**Problem:** Tally the lines that contain the string "marzo" and give the number by itself.

**Material provided:**
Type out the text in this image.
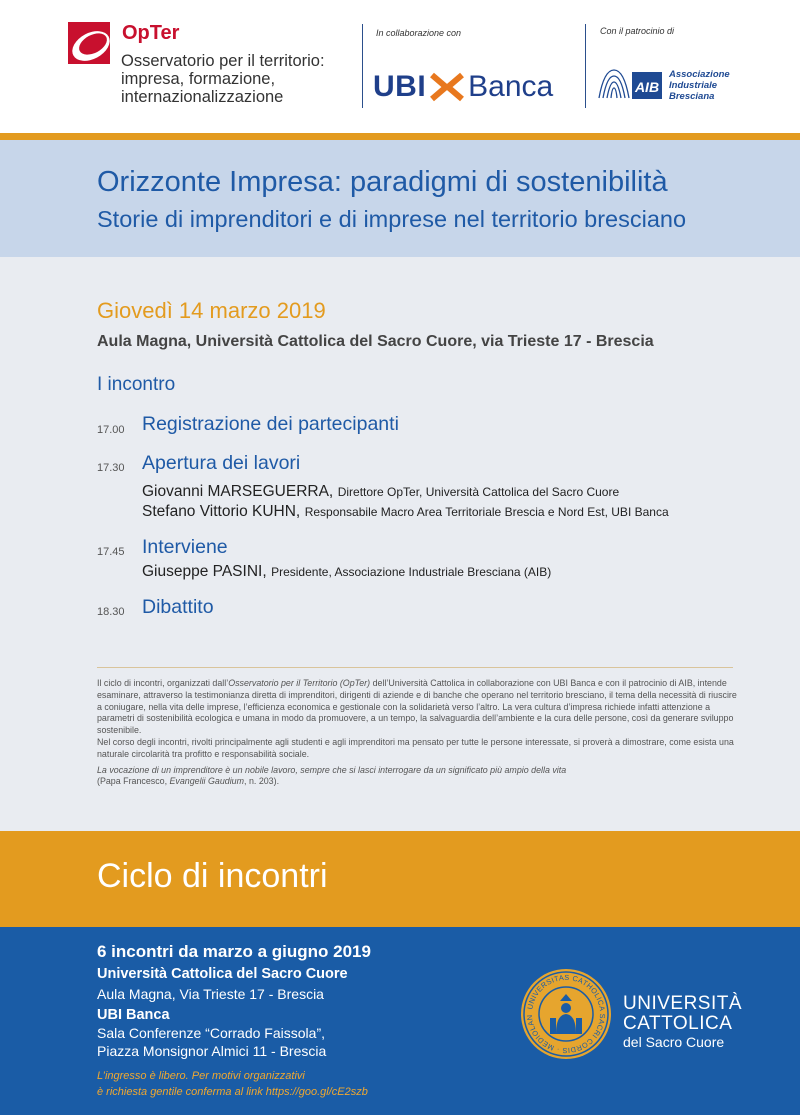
OpTer
Osservatorio per il territorio:
impresa, formazione,
internazionalizzazione
In collaborazione con
UBI Banca
Con il patrocinio di
AIB
Associazione
Industriale
Bresciana
Orizzonte Impresa: paradigmi di sostenibilità
Storie di imprenditori e di imprese nel territorio bresciano
Giovedì 14 marzo 2019
Aula Magna, Università Cattolica del Sacro Cuore, via Trieste 17 - Brescia
I incontro
17.00 Registrazione dei partecipanti
17.30 Apertura dei lavori
Giovanni MARSEGUERRA, Direttore OpTer, Università Cattolica del Sacro Cuore
Stefano Vittorio KUHN, Responsabile Macro Area Territoriale Brescia e Nord Est, UBI Banca
17.45 Interviene
Giuseppe PASINI, Presidente, Associazione Industriale Bresciana (AIB)
18.30 Dibattito

Il ciclo di incontri, organizzati dall’Osservatorio per il Territorio (OpTer) dell’Università Cattolica in collaborazione con UBI Banca e con il patrocinio di AIB, intende esaminare, attraverso la testimonianza diretta di imprenditori, dirigenti di aziende e di banche che operano nel territorio bresciano, il tema della necessità di riuscire a coniugare, nella vita delle imprese, l’efficienza economica e gestionale con la solidarietà verso l’altro. La vera cultura d’impresa richiede infatti attenzione a parametri di sostenibilità ecologica e umana in modo da promuovere, a un tempo, la salvaguardia dell’ambiente e la cura delle persone, così da generare sviluppo sostenibile.

Nel corso degli incontri, rivolti principalmente agli studenti e agli imprenditori ma pensato per tutte le persone interessate, si proverà a dimostrare, come esista una naturale circolarità tra profitto e responsabilità sociale.

La vocazione di un imprenditore è un nobile lavoro, sempre che si lasci interrogare da un significato più ampio della vita

(Papa Francesco, Evangelii Gaudium, n. 203).

Ciclo di incontri
6 incontri da marzo a giugno 2019
Università Cattolica del Sacro Cuore
Aula Magna, Via Trieste 17 - Brescia
UBI Banca
Sala Conferenze “Corrado Faissola”,
Piazza Monsignor Almici 11 - Brescia
L’ingresso è libero. Per motivi organizzativi
è richiesta gentile conferma al link https://goo.gl/cE2szb
UNIVERSITAS CATHOLICA SACRI CORDIS · MEDIOLAN
UNIVERSITÀ
CATTOLICA
del Sacro Cuore
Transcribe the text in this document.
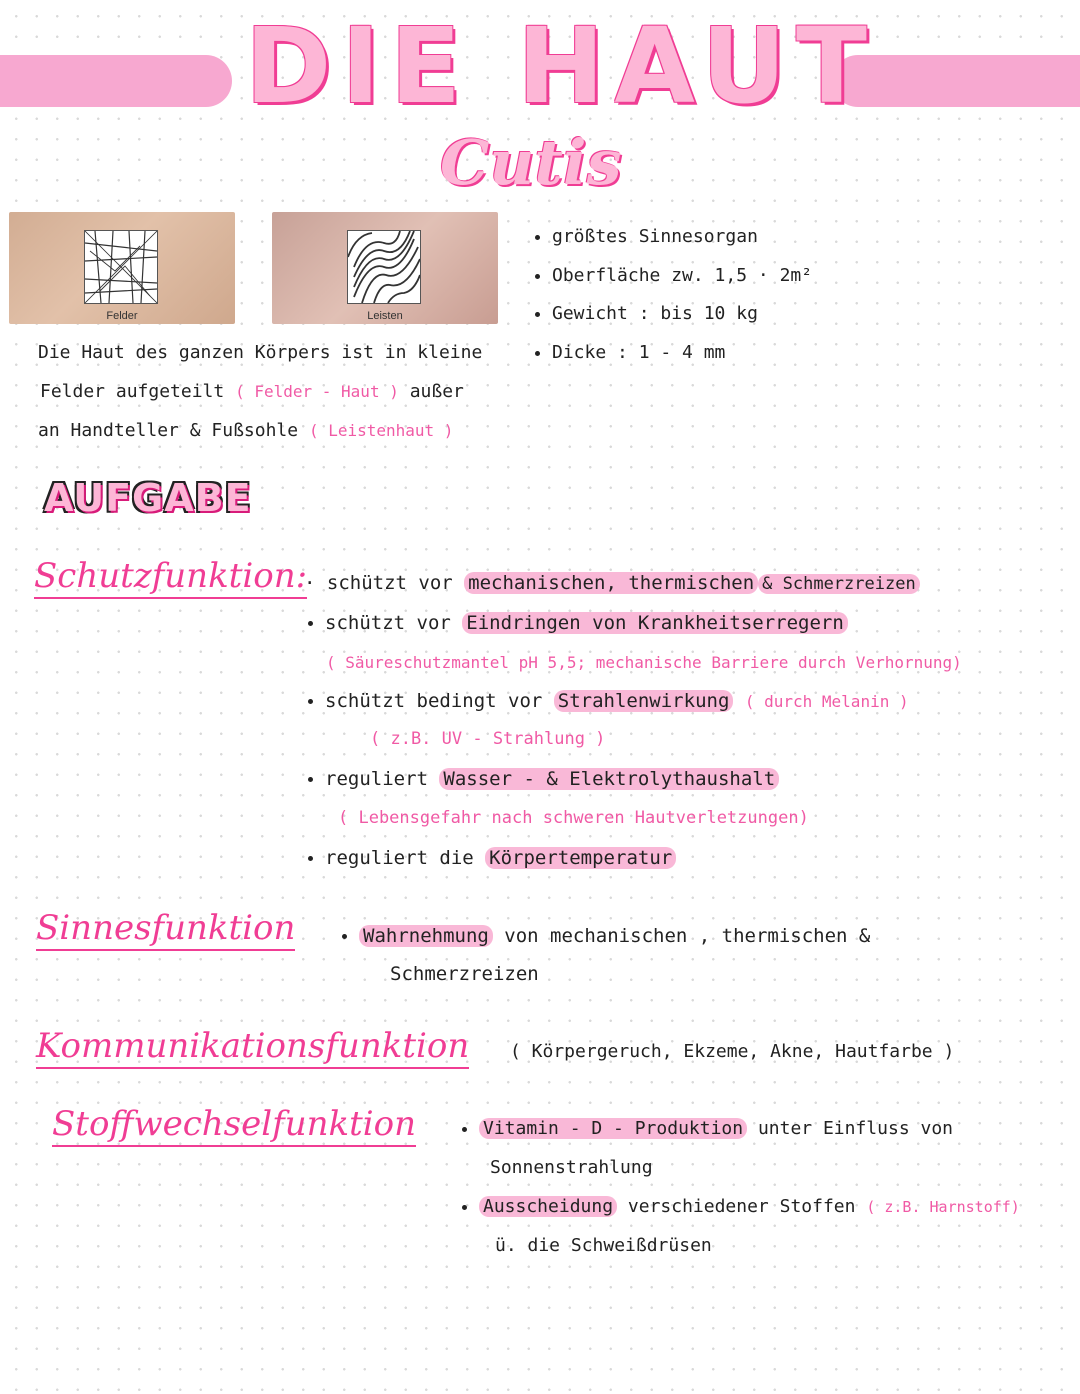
DIE HAUT
Cutis
Felder	Leisten
größtes Sinnesorgan
Oberfläche zw. 1,5 · 2m²
Gewicht : bis 10 kg
Dicke : 1 - 4 mm
Die Haut des ganzen Körpers ist in kleine
Felder aufgeteilt ( Felder - Haut ) außer
an Handteller & Fußsohle ( Leistenhaut )
AUFGABE
Schutzfunktion:
· schützt vor mechanischen, thermischen & Schmerzreizen
schützt vor Eindringen von Krankheitserregern
( Säureschutzmantel pH 5,5; mechanische Barriere durch Verhornung)
schützt bedingt vor Strahlenwirkung ( durch Melanin )
( z.B. UV - Strahlung )
reguliert Wasser - & Elektrolythaushalt
( Lebensgefahr nach schweren Hautverletzungen)
reguliert die Körpertemperatur
Sinnesfunktion	Wahrnehmung von mechanischen , thermischen &
Schmerzreizen
Kommunikationsfunktion ( Körpergeruch, Ekzeme, Akne, Hautfarbe )
Stoffwechselfunktion	Vitamin - D - Produktion unter Einfluss von
Sonnenstrahlung
Ausscheidung verschiedener Stoffen ( z.B. Harnstoff)
ü. die Schweißdrüsen
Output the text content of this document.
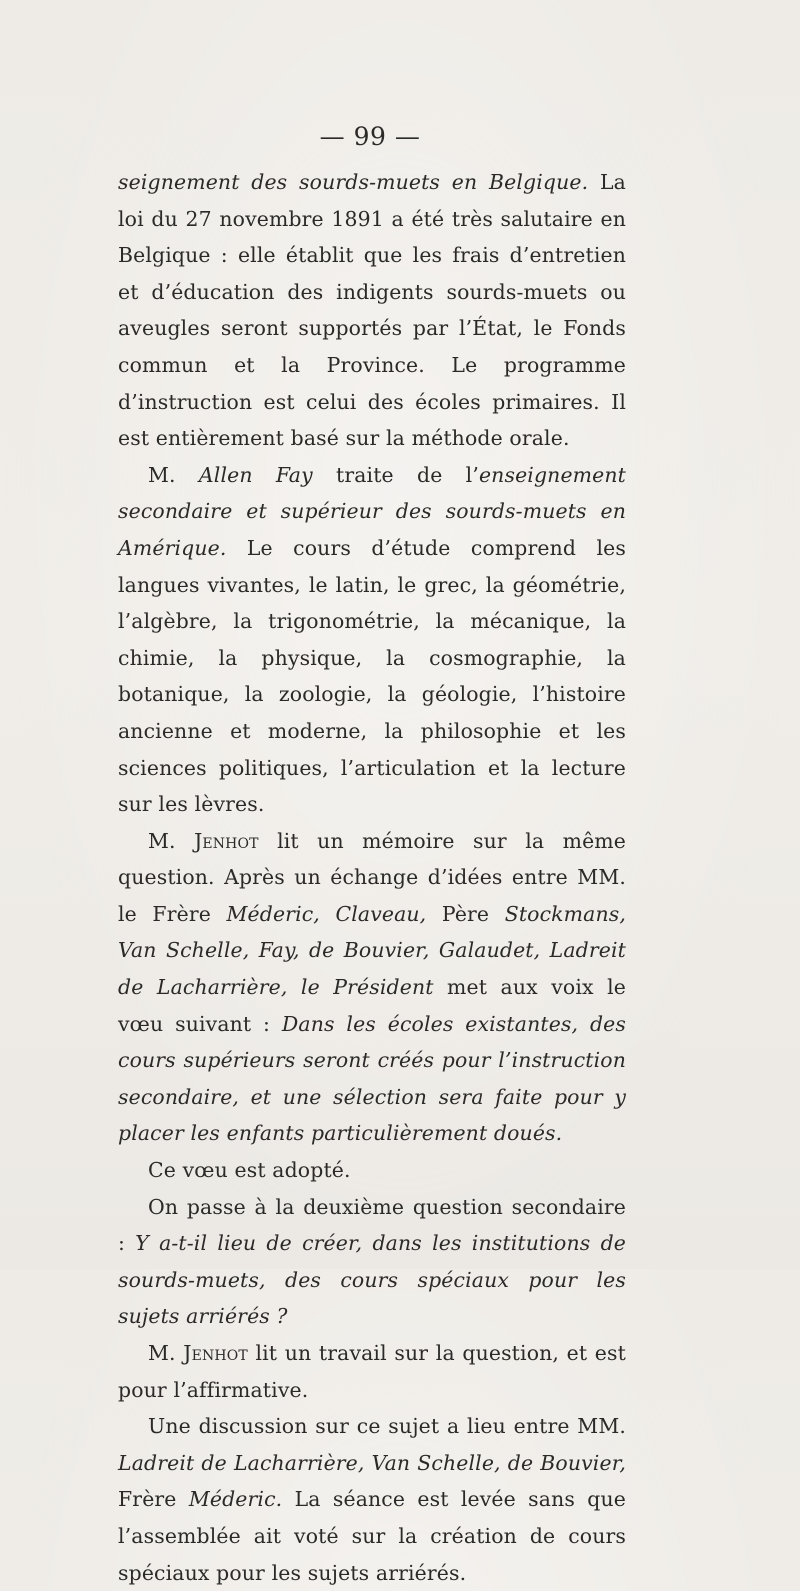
— 99 —

seignement des sourds-muets en Belgique. La loi du 27 novembre 1891 a été très salutaire en Belgique : elle établit que les frais d’entretien et d’éducation des indigents sourds-muets ou aveugles seront supportés par l’État, le Fonds commun et la Province. Le programme d’instruction est celui des écoles primaires. Il est entièrement basé sur la méthode orale.

M. Allen Fay traite de l’enseignement secondaire et supérieur des sourds-muets en Amérique. Le cours d’étude comprend les langues vivantes, le latin, le grec, la géométrie, l’algèbre, la trigonométrie, la mécanique, la chimie, la physique, la cosmographie, la botanique, la zoologie, la géologie, l’histoire ancienne et moderne, la philosophie et les sciences politiques, l’articulation et la lecture sur les lèvres.

M. Jenhot lit un mémoire sur la même question. Après un échange d’idées entre MM. le Frère Méderic, Claveau, Père Stockmans, Van Schelle, Fay, de Bouvier, Galaudet, Ladreit de Lacharrière, le Président met aux voix le vœu suivant : Dans les écoles existantes, des cours supérieurs seront créés pour l’instruction secondaire, et une sélection sera faite pour y placer les enfants particulièrement doués.

Ce vœu est adopté.

On passe à la deuxième question secondaire : Y a-t-il lieu de créer, dans les institutions de sourds-muets, des cours spéciaux pour les sujets arriérés ?

M. Jenhot lit un travail sur la question, et est pour l’affirmative.

Une discussion sur ce sujet a lieu entre MM. Ladreit de Lacharrière, Van Schelle, de Bouvier, Frère Méderic. La séance est levée sans que l’assemblée ait voté sur la création de cours spéciaux pour les sujets arriérés.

**Finished task:** 2